:: SUPPLIED ENTRIES ::
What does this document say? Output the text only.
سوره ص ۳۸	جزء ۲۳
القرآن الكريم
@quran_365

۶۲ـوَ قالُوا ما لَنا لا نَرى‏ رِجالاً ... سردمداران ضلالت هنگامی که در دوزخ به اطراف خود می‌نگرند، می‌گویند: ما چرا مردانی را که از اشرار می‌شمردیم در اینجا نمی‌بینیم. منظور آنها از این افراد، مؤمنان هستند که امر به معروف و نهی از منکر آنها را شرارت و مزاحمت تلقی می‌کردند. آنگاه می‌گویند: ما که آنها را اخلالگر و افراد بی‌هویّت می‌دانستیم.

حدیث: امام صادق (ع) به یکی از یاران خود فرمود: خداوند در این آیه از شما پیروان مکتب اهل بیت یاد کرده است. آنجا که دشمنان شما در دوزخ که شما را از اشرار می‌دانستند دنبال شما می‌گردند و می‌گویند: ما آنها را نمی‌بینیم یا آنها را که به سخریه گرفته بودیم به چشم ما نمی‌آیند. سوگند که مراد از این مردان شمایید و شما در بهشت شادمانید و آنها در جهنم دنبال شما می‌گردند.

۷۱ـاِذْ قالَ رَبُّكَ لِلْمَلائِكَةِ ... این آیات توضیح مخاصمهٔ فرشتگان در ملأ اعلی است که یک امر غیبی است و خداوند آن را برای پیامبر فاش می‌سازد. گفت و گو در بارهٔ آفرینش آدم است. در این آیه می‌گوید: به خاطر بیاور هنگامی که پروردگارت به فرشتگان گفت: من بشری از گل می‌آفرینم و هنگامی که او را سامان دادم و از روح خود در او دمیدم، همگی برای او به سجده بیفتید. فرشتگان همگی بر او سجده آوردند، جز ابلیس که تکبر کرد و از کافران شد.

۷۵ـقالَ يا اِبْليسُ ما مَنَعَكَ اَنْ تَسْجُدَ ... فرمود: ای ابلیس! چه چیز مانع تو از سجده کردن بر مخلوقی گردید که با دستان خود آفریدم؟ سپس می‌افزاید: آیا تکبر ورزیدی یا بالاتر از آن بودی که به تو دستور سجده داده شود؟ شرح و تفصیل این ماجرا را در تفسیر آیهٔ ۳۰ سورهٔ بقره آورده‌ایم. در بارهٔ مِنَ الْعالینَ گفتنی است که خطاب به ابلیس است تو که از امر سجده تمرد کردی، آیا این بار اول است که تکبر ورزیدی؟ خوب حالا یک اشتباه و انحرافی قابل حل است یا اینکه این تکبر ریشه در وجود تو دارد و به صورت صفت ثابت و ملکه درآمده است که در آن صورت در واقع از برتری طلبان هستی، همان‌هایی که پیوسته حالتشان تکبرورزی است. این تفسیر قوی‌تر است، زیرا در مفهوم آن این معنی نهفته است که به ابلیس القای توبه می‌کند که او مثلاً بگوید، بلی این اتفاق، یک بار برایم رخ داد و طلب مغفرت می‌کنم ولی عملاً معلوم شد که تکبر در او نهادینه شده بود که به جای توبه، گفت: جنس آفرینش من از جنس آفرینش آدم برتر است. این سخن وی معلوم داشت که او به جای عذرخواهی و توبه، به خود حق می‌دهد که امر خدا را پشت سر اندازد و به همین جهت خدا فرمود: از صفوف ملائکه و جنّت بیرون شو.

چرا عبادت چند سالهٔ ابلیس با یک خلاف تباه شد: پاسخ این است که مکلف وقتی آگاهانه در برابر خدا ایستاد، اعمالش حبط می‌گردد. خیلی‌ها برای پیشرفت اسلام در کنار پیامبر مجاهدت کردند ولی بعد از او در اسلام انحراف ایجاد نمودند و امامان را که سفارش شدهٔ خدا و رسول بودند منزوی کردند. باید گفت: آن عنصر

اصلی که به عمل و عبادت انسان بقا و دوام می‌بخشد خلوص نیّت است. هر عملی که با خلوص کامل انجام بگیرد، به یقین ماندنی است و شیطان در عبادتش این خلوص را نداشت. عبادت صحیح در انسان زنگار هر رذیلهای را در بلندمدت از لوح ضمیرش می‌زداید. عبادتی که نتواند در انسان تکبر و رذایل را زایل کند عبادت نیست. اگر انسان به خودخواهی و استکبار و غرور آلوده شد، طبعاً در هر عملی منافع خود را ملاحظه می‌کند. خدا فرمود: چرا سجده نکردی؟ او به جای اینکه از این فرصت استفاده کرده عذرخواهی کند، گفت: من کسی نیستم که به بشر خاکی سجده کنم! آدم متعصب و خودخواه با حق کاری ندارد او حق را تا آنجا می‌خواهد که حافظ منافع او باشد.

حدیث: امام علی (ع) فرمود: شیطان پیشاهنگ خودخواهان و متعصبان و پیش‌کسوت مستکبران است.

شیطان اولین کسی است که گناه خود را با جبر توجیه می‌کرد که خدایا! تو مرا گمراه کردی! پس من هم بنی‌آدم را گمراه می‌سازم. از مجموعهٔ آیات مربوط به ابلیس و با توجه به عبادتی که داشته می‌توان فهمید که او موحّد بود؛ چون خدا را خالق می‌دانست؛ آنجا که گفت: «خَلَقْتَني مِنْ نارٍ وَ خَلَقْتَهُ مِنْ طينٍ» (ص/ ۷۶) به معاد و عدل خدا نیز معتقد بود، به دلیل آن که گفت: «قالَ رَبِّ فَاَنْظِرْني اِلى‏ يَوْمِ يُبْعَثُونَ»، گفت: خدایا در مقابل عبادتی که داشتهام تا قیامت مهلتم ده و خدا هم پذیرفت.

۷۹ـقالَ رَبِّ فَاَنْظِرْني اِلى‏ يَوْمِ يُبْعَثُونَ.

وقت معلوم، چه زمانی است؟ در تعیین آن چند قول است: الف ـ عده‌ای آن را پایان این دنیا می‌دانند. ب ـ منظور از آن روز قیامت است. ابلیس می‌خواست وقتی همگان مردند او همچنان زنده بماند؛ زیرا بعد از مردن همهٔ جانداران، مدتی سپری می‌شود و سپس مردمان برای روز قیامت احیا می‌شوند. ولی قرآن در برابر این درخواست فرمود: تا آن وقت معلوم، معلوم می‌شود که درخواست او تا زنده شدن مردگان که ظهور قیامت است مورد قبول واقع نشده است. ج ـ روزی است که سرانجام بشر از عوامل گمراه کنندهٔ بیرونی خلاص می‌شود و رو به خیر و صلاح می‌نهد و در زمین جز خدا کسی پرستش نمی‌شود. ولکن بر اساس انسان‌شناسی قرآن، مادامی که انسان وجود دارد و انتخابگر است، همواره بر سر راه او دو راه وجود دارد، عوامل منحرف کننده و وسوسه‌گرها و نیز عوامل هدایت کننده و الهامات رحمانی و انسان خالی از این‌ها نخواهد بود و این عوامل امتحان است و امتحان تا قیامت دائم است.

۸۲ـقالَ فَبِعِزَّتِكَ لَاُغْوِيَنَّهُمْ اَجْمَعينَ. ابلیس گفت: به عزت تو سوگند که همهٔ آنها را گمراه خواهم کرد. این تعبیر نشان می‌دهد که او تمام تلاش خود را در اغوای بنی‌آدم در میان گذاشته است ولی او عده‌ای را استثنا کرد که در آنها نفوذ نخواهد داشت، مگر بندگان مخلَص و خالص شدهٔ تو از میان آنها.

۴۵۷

* * *

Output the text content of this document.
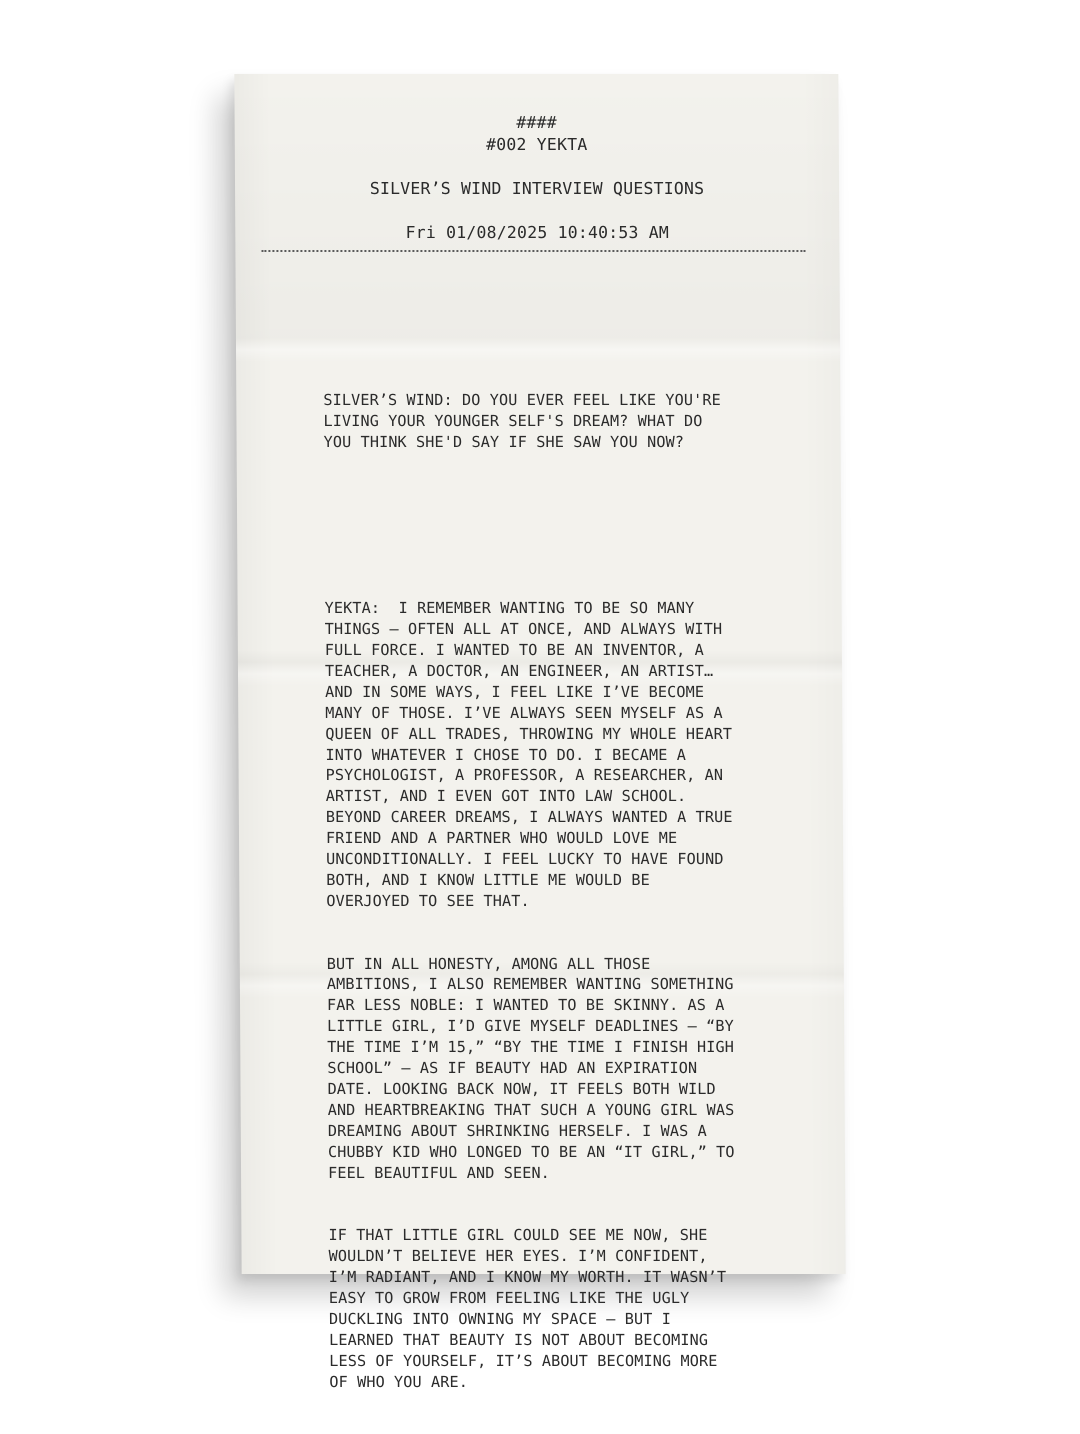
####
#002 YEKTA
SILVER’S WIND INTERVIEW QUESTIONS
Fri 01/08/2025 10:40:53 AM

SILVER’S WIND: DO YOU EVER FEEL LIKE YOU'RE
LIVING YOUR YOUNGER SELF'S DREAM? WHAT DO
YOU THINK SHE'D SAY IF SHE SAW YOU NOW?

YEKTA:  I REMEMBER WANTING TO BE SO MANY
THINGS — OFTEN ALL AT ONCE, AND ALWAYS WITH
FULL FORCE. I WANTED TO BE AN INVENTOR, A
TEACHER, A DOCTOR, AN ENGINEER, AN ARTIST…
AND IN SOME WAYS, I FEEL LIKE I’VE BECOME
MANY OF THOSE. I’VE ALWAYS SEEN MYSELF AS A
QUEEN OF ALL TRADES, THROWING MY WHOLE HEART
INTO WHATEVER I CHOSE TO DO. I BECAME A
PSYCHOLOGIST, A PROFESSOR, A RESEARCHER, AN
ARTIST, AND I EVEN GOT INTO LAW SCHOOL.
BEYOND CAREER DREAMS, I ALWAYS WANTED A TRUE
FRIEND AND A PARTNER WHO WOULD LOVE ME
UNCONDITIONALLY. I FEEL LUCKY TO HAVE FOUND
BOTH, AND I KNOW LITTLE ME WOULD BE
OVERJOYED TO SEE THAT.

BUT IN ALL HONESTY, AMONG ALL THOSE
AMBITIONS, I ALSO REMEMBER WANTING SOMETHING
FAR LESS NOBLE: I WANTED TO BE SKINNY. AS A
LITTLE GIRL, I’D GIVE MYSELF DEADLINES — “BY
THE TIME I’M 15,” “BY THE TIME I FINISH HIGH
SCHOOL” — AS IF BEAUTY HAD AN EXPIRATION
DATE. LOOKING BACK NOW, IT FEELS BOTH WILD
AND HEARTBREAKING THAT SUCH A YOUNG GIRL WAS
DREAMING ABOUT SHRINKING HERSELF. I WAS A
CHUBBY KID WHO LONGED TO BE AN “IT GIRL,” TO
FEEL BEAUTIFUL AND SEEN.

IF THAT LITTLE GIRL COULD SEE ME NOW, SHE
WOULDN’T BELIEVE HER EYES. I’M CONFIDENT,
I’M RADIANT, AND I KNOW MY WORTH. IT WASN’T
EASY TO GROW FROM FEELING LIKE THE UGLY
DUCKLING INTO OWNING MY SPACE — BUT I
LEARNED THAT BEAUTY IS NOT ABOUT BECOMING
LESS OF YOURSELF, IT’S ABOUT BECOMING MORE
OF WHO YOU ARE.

:: YOUR GOAL ::
Look through the entries above and list every line containing "SILVER".

:: SOLUTION TO THIS PROBLEM ::
SILVER’S WIND INTERVIEW QUESTIONS
SILVER’S WIND: DO YOU EVER FEEL LIKE YOU'RE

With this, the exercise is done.